─── Input records ───

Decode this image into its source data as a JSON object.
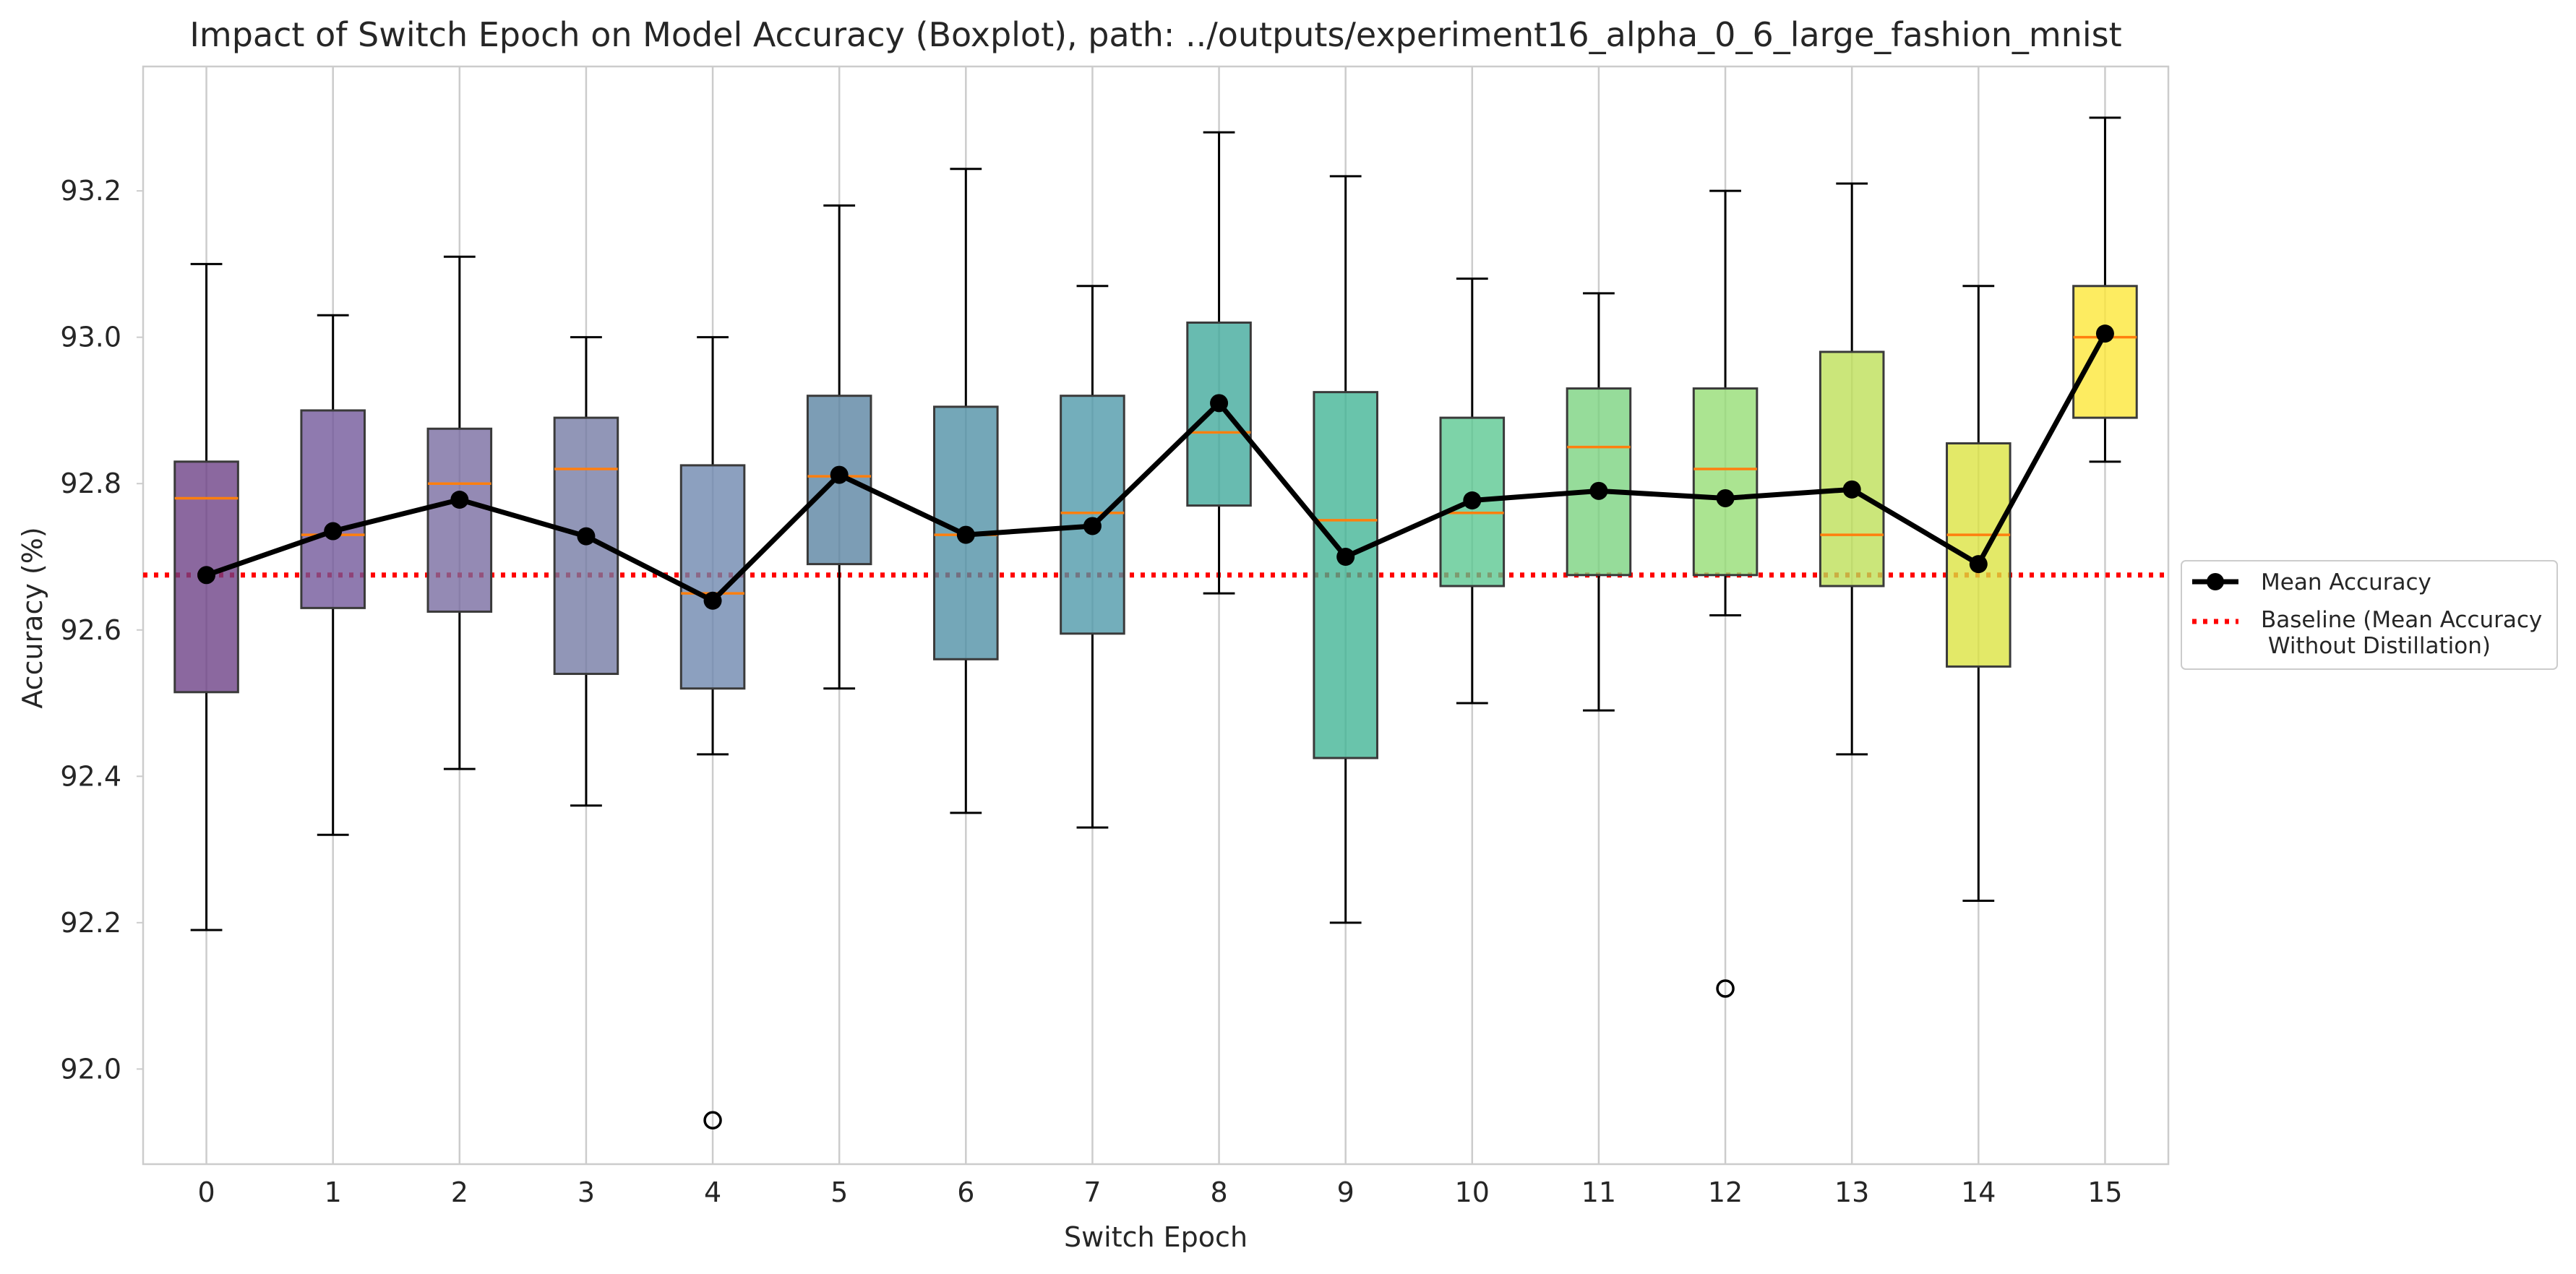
{
  "chart_data": {
    "type": "box",
    "title": "Impact of Switch Epoch on Model Accuracy (Boxplot), path: ../outputs/experiment16_alpha_0_6_large_fashion_mnist",
    "xlabel": "Switch Epoch",
    "ylabel": "Accuracy (%)",
    "categories": [
      "0",
      "1",
      "2",
      "3",
      "4",
      "5",
      "6",
      "7",
      "8",
      "9",
      "10",
      "11",
      "12",
      "13",
      "14",
      "15"
    ],
    "ylim": [
      91.87,
      93.37
    ],
    "yticks": [
      "92.0",
      "92.2",
      "92.4",
      "92.6",
      "92.8",
      "93.0",
      "93.2"
    ],
    "grid": "vertical",
    "colormap": "viridis",
    "boxes": [
      {
        "whislo": 92.19,
        "q1": 92.515,
        "med": 92.78,
        "q3": 92.83,
        "whishi": 93.1,
        "fliers": []
      },
      {
        "whislo": 92.32,
        "q1": 92.63,
        "med": 92.73,
        "q3": 92.9,
        "whishi": 93.03,
        "fliers": []
      },
      {
        "whislo": 92.41,
        "q1": 92.625,
        "med": 92.8,
        "q3": 92.875,
        "whishi": 93.11,
        "fliers": []
      },
      {
        "whislo": 92.36,
        "q1": 92.54,
        "med": 92.82,
        "q3": 92.89,
        "whishi": 93.0,
        "fliers": []
      },
      {
        "whislo": 92.43,
        "q1": 92.52,
        "med": 92.65,
        "q3": 92.825,
        "whishi": 93.0,
        "fliers": [
          91.93
        ]
      },
      {
        "whislo": 92.52,
        "q1": 92.69,
        "med": 92.81,
        "q3": 92.92,
        "whishi": 93.18,
        "fliers": []
      },
      {
        "whislo": 92.35,
        "q1": 92.56,
        "med": 92.73,
        "q3": 92.905,
        "whishi": 93.23,
        "fliers": []
      },
      {
        "whislo": 92.33,
        "q1": 92.595,
        "med": 92.76,
        "q3": 92.92,
        "whishi": 93.07,
        "fliers": []
      },
      {
        "whislo": 92.65,
        "q1": 92.77,
        "med": 92.87,
        "q3": 93.02,
        "whishi": 93.28,
        "fliers": []
      },
      {
        "whislo": 92.2,
        "q1": 92.425,
        "med": 92.75,
        "q3": 92.925,
        "whishi": 93.22,
        "fliers": []
      },
      {
        "whislo": 92.5,
        "q1": 92.66,
        "med": 92.76,
        "q3": 92.89,
        "whishi": 93.08,
        "fliers": []
      },
      {
        "whislo": 92.49,
        "q1": 92.675,
        "med": 92.85,
        "q3": 92.93,
        "whishi": 93.06,
        "fliers": []
      },
      {
        "whislo": 92.62,
        "q1": 92.675,
        "med": 92.82,
        "q3": 92.93,
        "whishi": 93.2,
        "fliers": [
          92.11
        ]
      },
      {
        "whislo": 92.43,
        "q1": 92.66,
        "med": 92.73,
        "q3": 92.98,
        "whishi": 93.21,
        "fliers": []
      },
      {
        "whislo": 92.23,
        "q1": 92.55,
        "med": 92.73,
        "q3": 92.855,
        "whishi": 93.07,
        "fliers": []
      },
      {
        "whislo": 92.83,
        "q1": 92.89,
        "med": 93.0,
        "q3": 93.07,
        "whishi": 93.3,
        "fliers": []
      }
    ],
    "box_colors": [
      "#6a3d84",
      "#6f5499",
      "#76699f",
      "#7278a3",
      "#6b85ad",
      "#5782a0",
      "#4d8ea4",
      "#4b97a8",
      "#3ea89a",
      "#3fb494",
      "#59c68f",
      "#78d27d",
      "#94dc72",
      "#bcdf55",
      "#dbe33e",
      "#fde735"
    ],
    "series": [
      {
        "name": "Mean Accuracy",
        "type": "line",
        "color": "#000000",
        "values": [
          92.675,
          92.735,
          92.778,
          92.728,
          92.64,
          92.812,
          92.73,
          92.742,
          92.91,
          92.7,
          92.777,
          92.79,
          92.78,
          92.792,
          92.69,
          93.005
        ]
      },
      {
        "name": "Baseline (Mean Accuracy\n Without Distillation)",
        "type": "hline",
        "color": "#ff0000",
        "value": 92.675
      }
    ],
    "legend": {
      "placement": "right",
      "entries": [
        "Mean Accuracy",
        "Baseline (Mean Accuracy",
        " Without Distillation)"
      ]
    },
    "median_color": "#ff7f0e"
  }
}
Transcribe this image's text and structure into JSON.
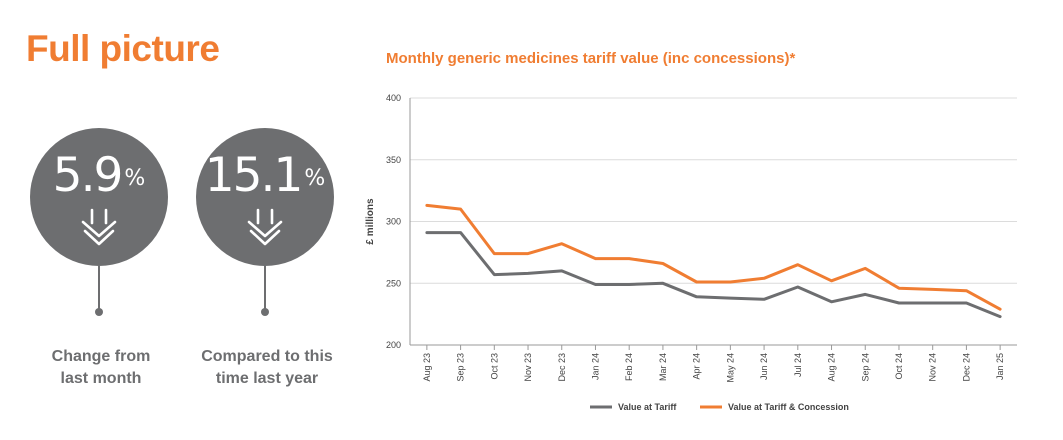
{
  "page": {
    "title": "Full picture",
    "accent_color": "#f07d32"
  },
  "stats": [
    {
      "value": "5.9",
      "unit": "%",
      "icon": "double-chevron-down-icon",
      "label": "Change from\nlast month"
    },
    {
      "value": "15.1",
      "unit": "%",
      "icon": "double-chevron-down-icon",
      "label": "Compared to this\ntime last year"
    }
  ],
  "chart_data": {
    "type": "line",
    "title": "Monthly generic medicines tariff value (inc concessions)*",
    "xlabel": "",
    "ylabel": "£ millions",
    "ylim": [
      200,
      400
    ],
    "yticks": [
      200,
      250,
      300,
      350,
      400
    ],
    "grid": true,
    "legend_position": "bottom",
    "categories": [
      "Aug 23",
      "Sep 23",
      "Oct 23",
      "Nov 23",
      "Dec 23",
      "Jan 24",
      "Feb 24",
      "Mar 24",
      "Apr 24",
      "May 24",
      "Jun 24",
      "Jul 24",
      "Aug 24",
      "Sep 24",
      "Oct 24",
      "Nov 24",
      "Dec 24",
      "Jan 25"
    ],
    "series": [
      {
        "name": "Value at Tariff",
        "color": "#6d6e70",
        "values": [
          291,
          291,
          257,
          258,
          260,
          249,
          249,
          250,
          239,
          238,
          237,
          247,
          235,
          241,
          234,
          234,
          234,
          223
        ]
      },
      {
        "name": "Value at Tariff & Concession",
        "color": "#f07d32",
        "values": [
          313,
          310,
          274,
          274,
          282,
          270,
          270,
          266,
          251,
          251,
          254,
          265,
          252,
          262,
          246,
          245,
          244,
          229
        ]
      }
    ]
  }
}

───

> Request
Give all the entries again exactly, dropping each picture.

> Finished answer
Decode this image into its source data as a JSON object.
{
  "chart_data": {
    "type": "box",
    "title": "Impact of Switch Epoch on Model Accuracy (Boxplot), path: ../outputs/experiment16_alpha_0_6_large_fashion_mnist",
    "xlabel": "Switch Epoch",
    "ylabel": "Accuracy (%)",
    "categories": [
      "0",
      "1",
      "2",
      "3",
      "4",
      "5",
      "6",
      "7",
      "8",
      "9",
      "10",
      "11",
      "12",
      "13",
      "14",
      "15"
    ],
    "ylim": [
      91.87,
      93.37
    ],
    "yticks": [
      "92.0",
      "92.2",
      "92.4",
      "92.6",
      "92.8",
      "93.0",
      "93.2"
    ],
    "grid": "vertical",
    "colormap": "viridis",
    "boxes": [
      {
        "whislo": 92.19,
        "q1": 92.515,
        "med": 92.78,
        "q3": 92.83,
        "whishi": 93.1,
        "fliers": []
      },
      {
        "whislo": 92.32,
        "q1": 92.63,
        "med": 92.73,
        "q3": 92.9,
        "whishi": 93.03,
        "fliers": []
      },
      {
        "whislo": 92.41,
        "q1": 92.625,
        "med": 92.8,
        "q3": 92.875,
        "whishi": 93.11,
        "fliers": []
      },
      {
        "whislo": 92.36,
        "q1": 92.54,
        "med": 92.82,
        "q3": 92.89,
        "whishi": 93.0,
        "fliers": []
      },
      {
        "whislo": 92.43,
        "q1": 92.52,
        "med": 92.65,
        "q3": 92.825,
        "whishi": 93.0,
        "fliers": [
          91.93
        ]
      },
      {
        "whislo": 92.52,
        "q1": 92.69,
        "med": 92.81,
        "q3": 92.92,
        "whishi": 93.18,
        "fliers": []
      },
      {
        "whislo": 92.35,
        "q1": 92.56,
        "med": 92.73,
        "q3": 92.905,
        "whishi": 93.23,
        "fliers": []
      },
      {
        "whislo": 92.33,
        "q1": 92.595,
        "med": 92.76,
        "q3": 92.92,
        "whishi": 93.07,
        "fliers": []
      },
      {
        "whislo": 92.65,
        "q1": 92.77,
        "med": 92.87,
        "q3": 93.02,
        "whishi": 93.28,
        "fliers": []
      },
      {
        "whislo": 92.2,
        "q1": 92.425,
        "med": 92.75,
        "q3": 92.925,
        "whishi": 93.22,
        "fliers": []
      },
      {
        "whislo": 92.5,
        "q1": 92.66,
        "med": 92.76,
        "q3": 92.89,
        "whishi": 93.08,
        "fliers": []
      },
      {
        "whislo": 92.49,
        "q1": 92.675,
        "med": 92.85,
        "q3": 92.93,
        "whishi": 93.06,
        "fliers": []
      },
      {
        "whislo": 92.62,
        "q1": 92.675,
        "med": 92.82,
        "q3": 92.93,
        "whishi": 93.2,
        "fliers": [
          92.11
        ]
      },
      {
        "whislo": 92.43,
        "q1": 92.66,
        "med": 92.73,
        "q3": 92.98,
        "whishi": 93.21,
        "fliers": []
      },
      {
        "whislo": 92.23,
        "q1": 92.55,
        "med": 92.73,
        "q3": 92.855,
        "whishi": 93.07,
        "fliers": []
      },
      {
        "whislo": 92.83,
        "q1": 92.89,
        "med": 93.0,
        "q3": 93.07,
        "whishi": 93.3,
        "fliers": []
      }
    ],
    "box_colors": [
      "#6a3d84",
      "#6f5499",
      "#76699f",
      "#7278a3",
      "#6b85ad",
      "#5782a0",
      "#4d8ea4",
      "#4b97a8",
      "#3ea89a",
      "#3fb494",
      "#59c68f",
      "#78d27d",
      "#94dc72",
      "#bcdf55",
      "#dbe33e",
      "#fde735"
    ],
    "series": [
      {
        "name": "Mean Accuracy",
        "type": "line",
        "color": "#000000",
        "values": [
          92.675,
          92.735,
          92.778,
          92.728,
          92.64,
          92.812,
          92.73,
          92.742,
          92.91,
          92.7,
          92.777,
          92.79,
          92.78,
          92.792,
          92.69,
          93.005
        ]
      },
      {
        "name": "Baseline (Mean Accuracy\n Without Distillation)",
        "type": "hline",
        "color": "#ff0000",
        "value": 92.675
      }
    ],
    "legend": {
      "placement": "right",
      "entries": [
        "Mean Accuracy",
        "Baseline (Mean Accuracy",
        " Without Distillation)"
      ]
    },
    "median_color": "#ff7f0e"
  }
}
Transcribe this image's text and structure into JSON.
{
  "page": {
    "title": "Full picture",
    "accent_color": "#f07d32"
  },
  "stats": [
    {
      "value": "5.9",
      "unit": "%",
      "icon": "double-chevron-down-icon",
      "label": "Change from\nlast month"
    },
    {
      "value": "15.1",
      "unit": "%",
      "icon": "double-chevron-down-icon",
      "label": "Compared to this\ntime last year"
    }
  ],
  "chart_data": {
    "type": "line",
    "title": "Monthly generic medicines tariff value (inc concessions)*",
    "xlabel": "",
    "ylabel": "£ millions",
    "ylim": [
      200,
      400
    ],
    "yticks": [
      200,
      250,
      300,
      350,
      400
    ],
    "grid": true,
    "legend_position": "bottom",
    "categories": [
      "Aug 23",
      "Sep 23",
      "Oct 23",
      "Nov 23",
      "Dec 23",
      "Jan 24",
      "Feb 24",
      "Mar 24",
      "Apr 24",
      "May 24",
      "Jun 24",
      "Jul 24",
      "Aug 24",
      "Sep 24",
      "Oct 24",
      "Nov 24",
      "Dec 24",
      "Jan 25"
    ],
    "series": [
      {
        "name": "Value at Tariff",
        "color": "#6d6e70",
        "values": [
          291,
          291,
          257,
          258,
          260,
          249,
          249,
          250,
          239,
          238,
          237,
          247,
          235,
          241,
          234,
          234,
          234,
          223
        ]
      },
      {
        "name": "Value at Tariff & Concession",
        "color": "#f07d32",
        "values": [
          313,
          310,
          274,
          274,
          282,
          270,
          270,
          266,
          251,
          251,
          254,
          265,
          252,
          262,
          246,
          245,
          244,
          229
        ]
      }
    ]
  }
}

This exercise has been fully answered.